Among the following entries, count the lines that contain "name" and report only the result.
☆ ☆ ☆ ☆ ☆
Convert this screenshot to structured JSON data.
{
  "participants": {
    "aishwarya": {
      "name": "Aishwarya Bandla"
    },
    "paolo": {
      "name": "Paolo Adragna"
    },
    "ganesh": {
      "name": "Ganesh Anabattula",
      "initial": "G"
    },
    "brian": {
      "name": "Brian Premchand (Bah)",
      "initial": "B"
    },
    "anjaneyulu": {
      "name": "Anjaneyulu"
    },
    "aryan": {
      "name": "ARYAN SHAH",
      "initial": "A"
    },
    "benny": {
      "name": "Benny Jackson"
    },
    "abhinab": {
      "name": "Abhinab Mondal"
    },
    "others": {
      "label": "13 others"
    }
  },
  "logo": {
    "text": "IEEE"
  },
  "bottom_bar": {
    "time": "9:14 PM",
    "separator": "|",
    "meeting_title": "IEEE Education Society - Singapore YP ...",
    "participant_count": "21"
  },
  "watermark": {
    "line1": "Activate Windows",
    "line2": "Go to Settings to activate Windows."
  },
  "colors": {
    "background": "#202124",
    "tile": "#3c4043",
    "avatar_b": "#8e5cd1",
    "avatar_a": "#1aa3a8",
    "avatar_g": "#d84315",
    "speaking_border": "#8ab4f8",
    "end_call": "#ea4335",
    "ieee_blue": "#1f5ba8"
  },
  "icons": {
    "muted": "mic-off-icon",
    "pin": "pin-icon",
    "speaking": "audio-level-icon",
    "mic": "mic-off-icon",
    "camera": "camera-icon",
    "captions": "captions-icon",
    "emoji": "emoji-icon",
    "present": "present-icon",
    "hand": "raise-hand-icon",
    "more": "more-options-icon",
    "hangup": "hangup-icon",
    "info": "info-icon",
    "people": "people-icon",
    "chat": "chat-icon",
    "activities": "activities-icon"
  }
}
☆ ☆ ☆ ☆ ☆
- **Completed task**: 8